**Supplied material:**
# # #

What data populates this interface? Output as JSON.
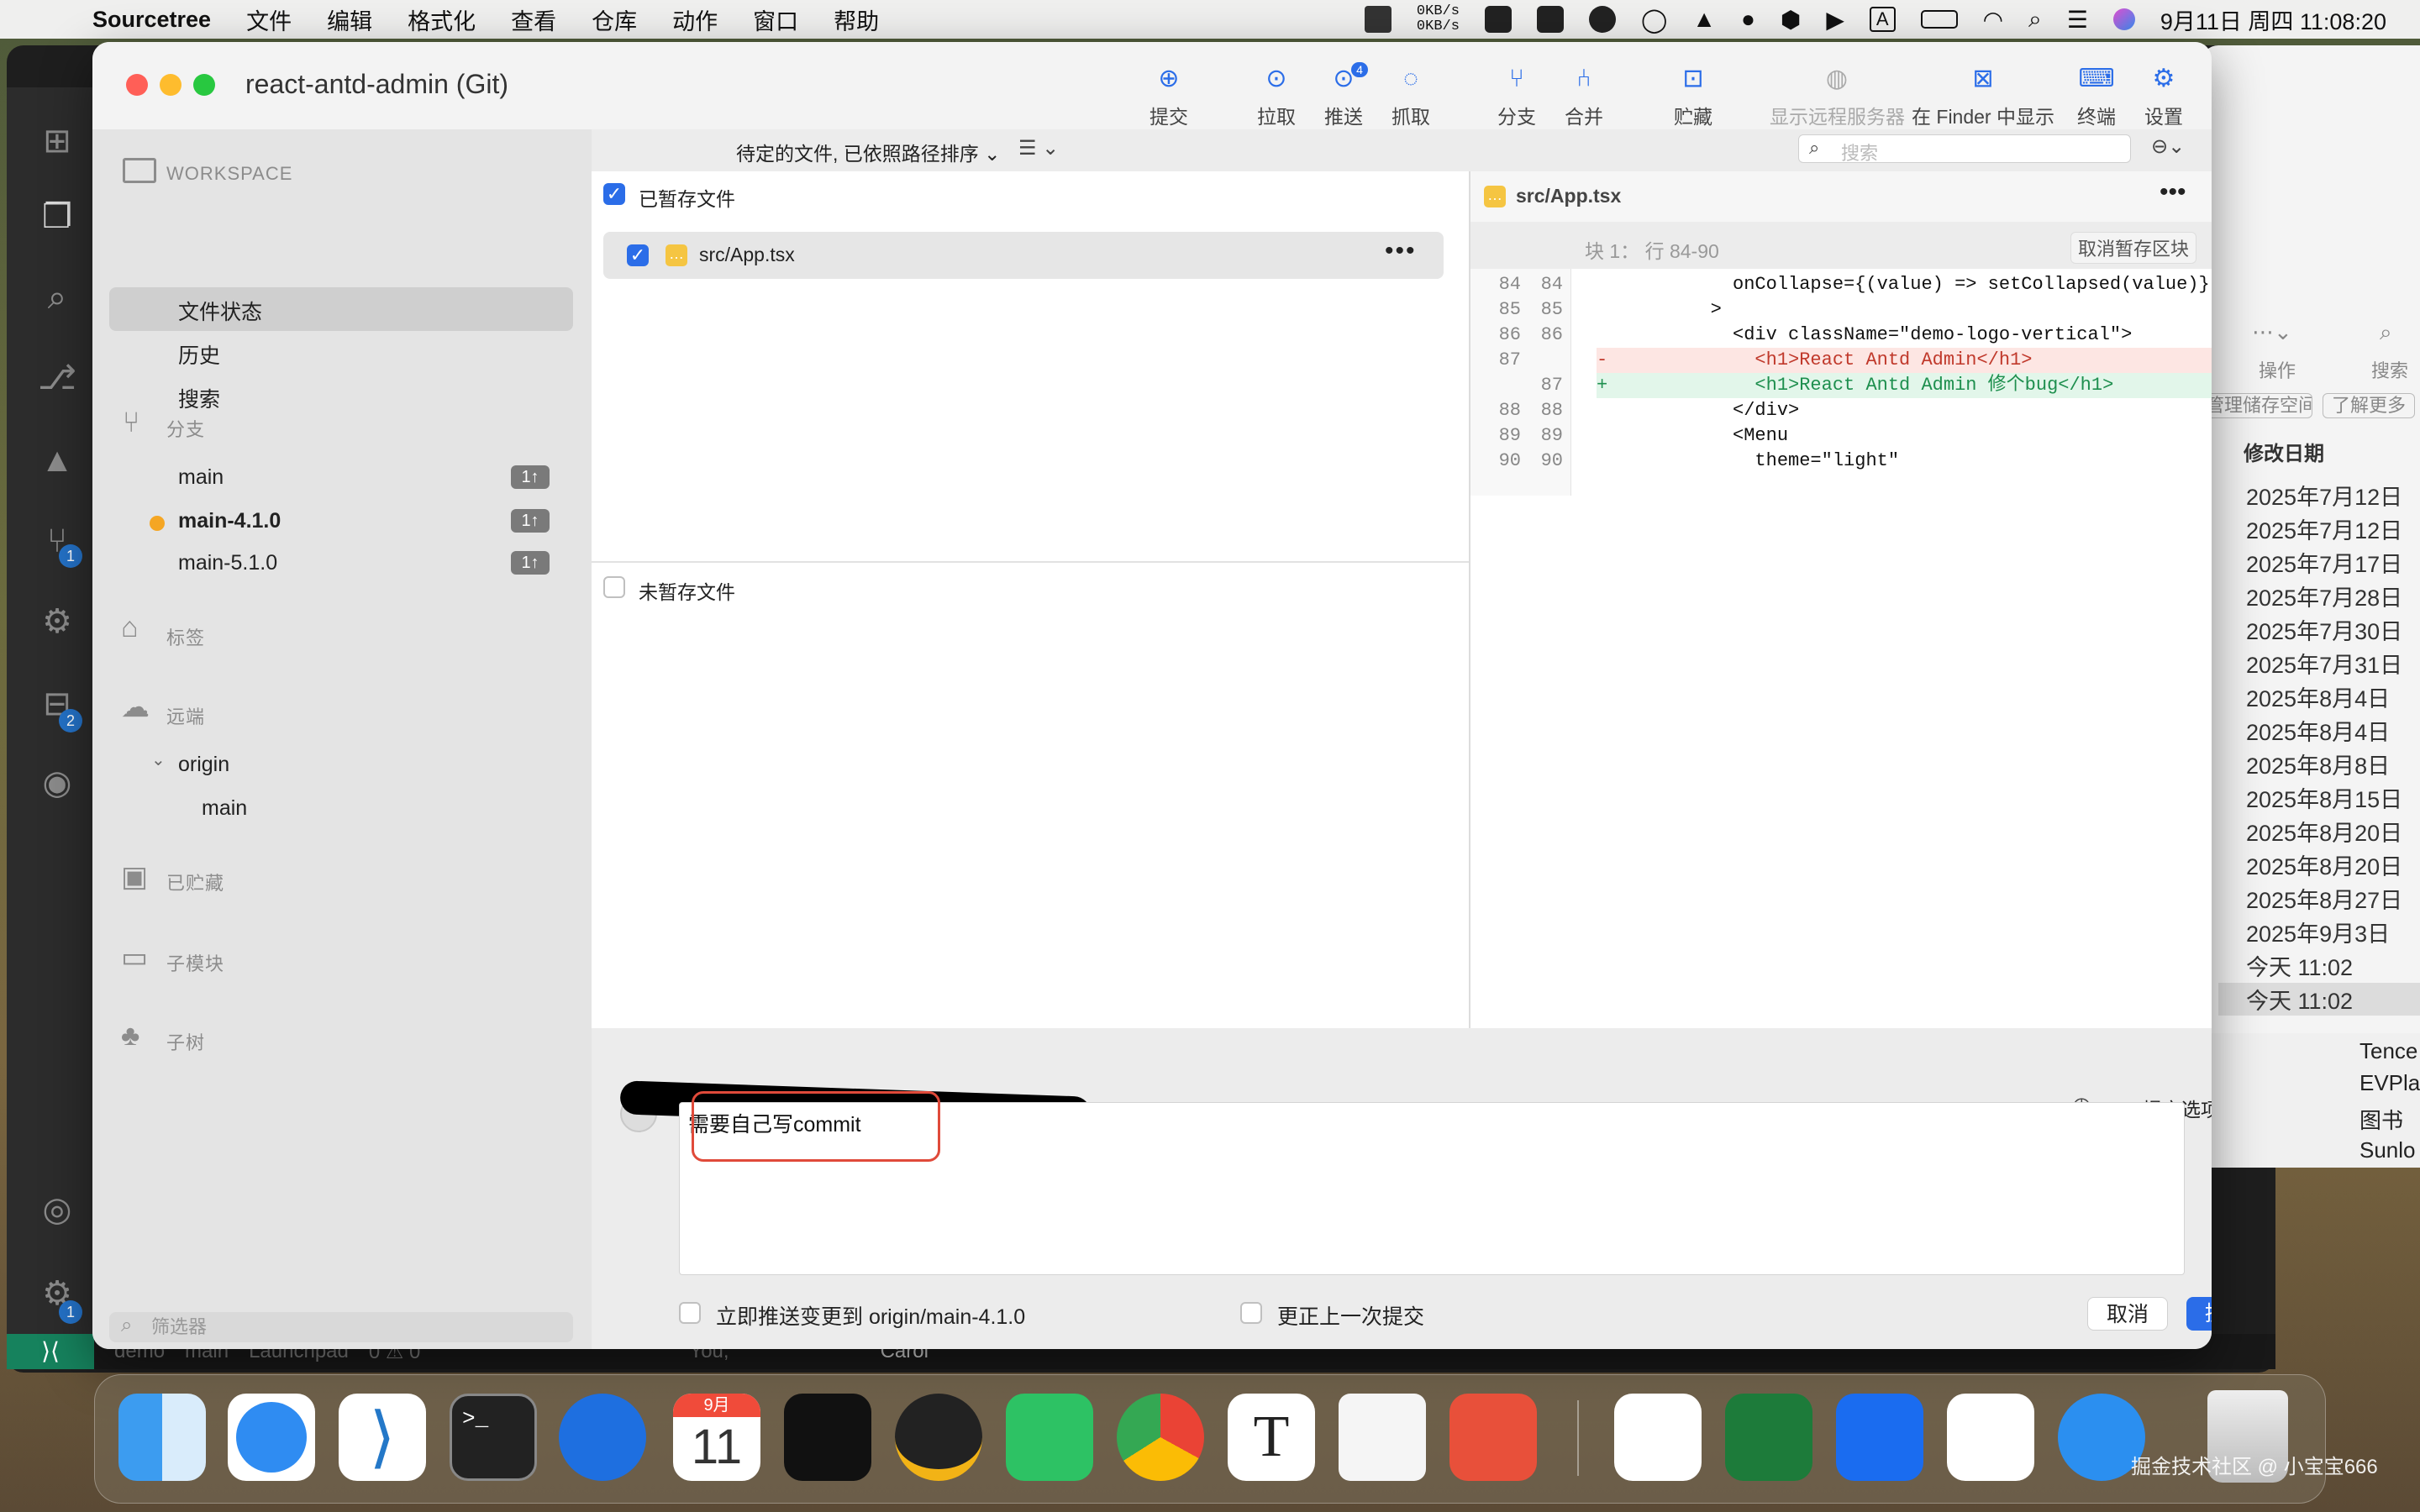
{
  "menubar": {
    "app_name": "Sourcetree",
    "items": [
      "文件",
      "编辑",
      "格式化",
      "查看",
      "仓库",
      "动作",
      "窗口",
      "帮助"
    ],
    "net_up": "0KB/s",
    "net_down": "0KB/s",
    "datetime": "9月11日 周四 11:08:20",
    "input_method": "A"
  },
  "vscode_status": {
    "branch_items": [
      "demo",
      "main",
      "Launchpad"
    ],
    "problems": "0 ⚠ 0",
    "user": "You,"
  },
  "vscode_badges": {
    "source_control": "1",
    "extensions": "2",
    "settings": "1"
  },
  "window": {
    "title": "react-antd-admin (Git)"
  },
  "toolbar": {
    "commit": "提交",
    "pull": "拉取",
    "push": "推送",
    "push_badge": "4",
    "fetch": "抓取",
    "branch": "分支",
    "merge": "合并",
    "stash": "贮藏",
    "show_remote": "显示远程服务器",
    "show_in_finder": "在 Finder 中显示",
    "terminal": "终端",
    "settings": "设置"
  },
  "sidebar": {
    "workspace_header": "WORKSPACE",
    "workspace_items": [
      "文件状态",
      "历史",
      "搜索"
    ],
    "branches_header": "分支",
    "branches": [
      {
        "name": "main",
        "badge": "1↑"
      },
      {
        "name": "main-4.1.0",
        "badge": "1↑"
      },
      {
        "name": "main-5.1.0",
        "badge": "1↑"
      }
    ],
    "tags_header": "标签",
    "remotes_header": "远端",
    "remote_origin": "origin",
    "remote_branch": "main",
    "stashes_header": "已贮藏",
    "submodules_header": "子模块",
    "subtrees_header": "子树",
    "filter_placeholder": "筛选器"
  },
  "file_list": {
    "sort_label": "待定的文件, 已依照路径排序",
    "search_placeholder": "搜索",
    "staged_label": "已暂存文件",
    "staged_files": [
      "src/App.tsx"
    ],
    "unstaged_label": "未暂存文件"
  },
  "diff": {
    "file": "src/App.tsx",
    "hunk_label": "块 1： 行 84-90",
    "unstage_hunk": "取消暂存区块",
    "lines": [
      {
        "old": "84",
        "new": "84",
        "sign": "",
        "text": "          onCollapse={(value) => setCollapsed(value)}",
        "kind": "ctx"
      },
      {
        "old": "85",
        "new": "85",
        "sign": "",
        "text": "        >",
        "kind": "ctx"
      },
      {
        "old": "86",
        "new": "86",
        "sign": "",
        "text": "          <div className=\"demo-logo-vertical\">",
        "kind": "ctx"
      },
      {
        "old": "87",
        "new": "",
        "sign": "-",
        "text": "            <h1>React Antd Admin</h1>",
        "kind": "del"
      },
      {
        "old": "",
        "new": "87",
        "sign": "+",
        "text": "            <h1>React Antd Admin 修个bug</h1>",
        "kind": "add"
      },
      {
        "old": "88",
        "new": "88",
        "sign": "",
        "text": "          </div>",
        "kind": "ctx"
      },
      {
        "old": "89",
        "new": "89",
        "sign": "",
        "text": "          <Menu",
        "kind": "ctx"
      },
      {
        "old": "90",
        "new": "90",
        "sign": "",
        "text": "            theme=\"light\"",
        "kind": "ctx"
      }
    ]
  },
  "commit": {
    "message": "需要自己写commit",
    "options_label": "提交选项...",
    "push_immediately": "立即推送变更到 origin/main-4.1.0",
    "amend_last": "更正上一次提交",
    "cancel": "取消",
    "submit": "提交"
  },
  "finder": {
    "actions_label": "操作",
    "search_label": "搜索",
    "manage_storage": "管理储存空间",
    "learn_more": "了解更多",
    "column_header": "修改日期",
    "dates": [
      "2025年7月12日",
      "2025年7月12日",
      "2025年7月17日",
      "2025年7月28日",
      "2025年7月30日",
      "2025年7月31日",
      "2025年8月4日",
      "2025年8月4日",
      "2025年8月8日",
      "2025年8月15日",
      "2025年8月20日",
      "2025年8月20日",
      "2025年8月27日",
      "2025年9月3日",
      "今天 11:02",
      "今天 11:02"
    ],
    "sidebar_items": [
      "Tence",
      "EVPlay",
      "图书",
      "Sunlo"
    ]
  },
  "bottom_label": "Carol",
  "dock_calendar": {
    "month": "9月",
    "day": "11"
  },
  "watermark": "掘金技术社区 @ 小宝宝666"
}
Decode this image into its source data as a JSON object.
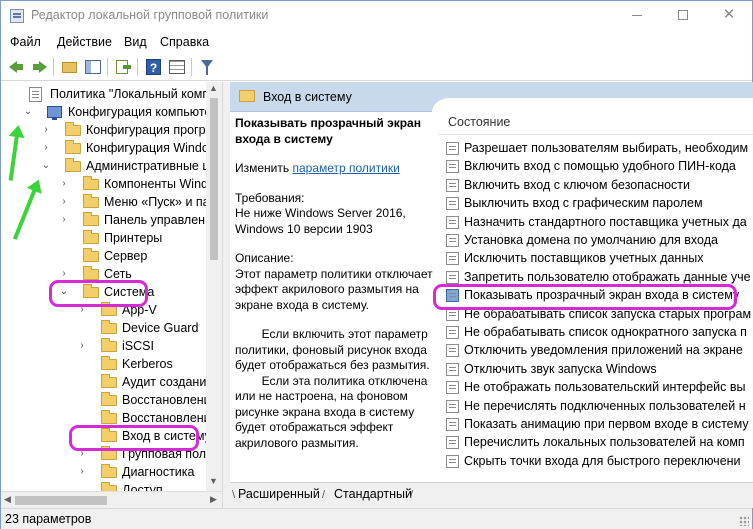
{
  "window": {
    "title": "Редактор локальной групповой политики",
    "colors": {
      "accent": "#c9d9ec",
      "highlight": "#d62ad6",
      "arrow": "#39d439",
      "link": "#1a5fb4"
    }
  },
  "menu": {
    "file": "Файл",
    "action": "Действие",
    "view": "Вид",
    "help": "Справка"
  },
  "toolbar": {
    "icons": [
      "back-arrow-icon",
      "forward-arrow-icon",
      "up-folder-icon",
      "show-hide-tree-icon",
      "export-list-icon",
      "help-icon",
      "properties-grid-icon",
      "filter-icon"
    ]
  },
  "tree": {
    "items": [
      {
        "label": "Политика \"Локальный компьют",
        "icon": "policy-icon",
        "chevron": ""
      },
      {
        "label": "Конфигурация компьютера",
        "icon": "computer-icon",
        "chevron": "⌄"
      },
      {
        "label": "Конфигурация программ",
        "icon": "folder-icon",
        "chevron": "›"
      },
      {
        "label": "Конфигурация Windows",
        "icon": "folder-icon",
        "chevron": "›"
      },
      {
        "label": "Административные шабл",
        "icon": "folder-icon",
        "chevron": "⌄"
      },
      {
        "label": "Компоненты Windows",
        "icon": "folder-icon",
        "chevron": "›"
      },
      {
        "label": "Меню «Пуск» и панел",
        "icon": "folder-icon",
        "chevron": "›"
      },
      {
        "label": "Панель управления",
        "icon": "folder-icon",
        "chevron": "›"
      },
      {
        "label": "Принтеры",
        "icon": "folder-icon",
        "chevron": ""
      },
      {
        "label": "Сервер",
        "icon": "folder-icon",
        "chevron": ""
      },
      {
        "label": "Сеть",
        "icon": "folder-icon",
        "chevron": "›"
      },
      {
        "label": "Система",
        "icon": "folder-icon",
        "chevron": "⌄"
      },
      {
        "label": "App-V",
        "icon": "folder-icon",
        "chevron": "›"
      },
      {
        "label": "Device Guard",
        "icon": "folder-icon",
        "chevron": ""
      },
      {
        "label": "iSCSI",
        "icon": "folder-icon",
        "chevron": "›"
      },
      {
        "label": "Kerberos",
        "icon": "folder-icon",
        "chevron": ""
      },
      {
        "label": "Аудит создания пр",
        "icon": "folder-icon",
        "chevron": ""
      },
      {
        "label": "Восстановление",
        "icon": "folder-icon",
        "chevron": ""
      },
      {
        "label": "Восстановление с",
        "icon": "folder-icon",
        "chevron": ""
      },
      {
        "label": "Вход в систему",
        "icon": "folder-icon",
        "chevron": ""
      },
      {
        "label": "Групповая полити",
        "icon": "folder-icon",
        "chevron": "›"
      },
      {
        "label": "Диагностика",
        "icon": "folder-icon",
        "chevron": "›"
      },
      {
        "label": "Доступ",
        "icon": "folder-icon",
        "chevron": ""
      }
    ]
  },
  "right_pane": {
    "header": "Вход в систему",
    "desc": {
      "title": "Показывать прозрачный экран входа в систему",
      "edit_prefix": "Изменить ",
      "edit_link": "параметр политики",
      "requirements_label": "Требования:",
      "requirements_text": "Не ниже Windows Server 2016, Windows 10 версии 1903",
      "description_label": "Описание:",
      "description_text": "Этот параметр политики отключает эффект акрилового размытия на экране входа в систему.",
      "para_enabled": "        Если включить этот параметр политики, фоновый рисунок входа будет отображаться без размытия.",
      "para_disabled": "        Если эта политика отключена или не настроена, на фоновом рисунке экрана входа в систему будет отображаться эффект акрилового размытия."
    },
    "settings": {
      "column_header": "Состояние",
      "items": [
        "Разрешает пользователям выбирать, необходим",
        "Включить вход с помощью удобного ПИН-кода",
        "Включить вход с ключом безопасности",
        "Выключить вход с графическим паролем",
        "Назначить стандартного поставщика учетных да",
        "Установка домена по умолчанию для входа",
        "Исключить поставщиков учетных данных",
        "Запретить пользователю отображать данные уче",
        "Показывать прозрачный экран входа в систему",
        "Не обрабатывать список запуска старых програм",
        "Не обрабатывать список однократного запуска п",
        "Отключить уведомления приложений на экране",
        "Отключить звук запуска Windows",
        "Не отображать пользовательский интерфейс вы",
        "Не перечислять подключенных пользователей н",
        "Показать анимацию при первом входе в систему",
        "Перечислить локальных пользователей на комп",
        "Скрыть точки входа для быстрого переключени"
      ]
    },
    "tabs": {
      "extended": "Расширенный",
      "standard": "Стандартный"
    }
  },
  "status": {
    "text": "23 параметров"
  }
}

# # #

**Given exercise:**
Find and count the lines of the data that include the string "политики", and report that figure by itself.

**Task result:**
4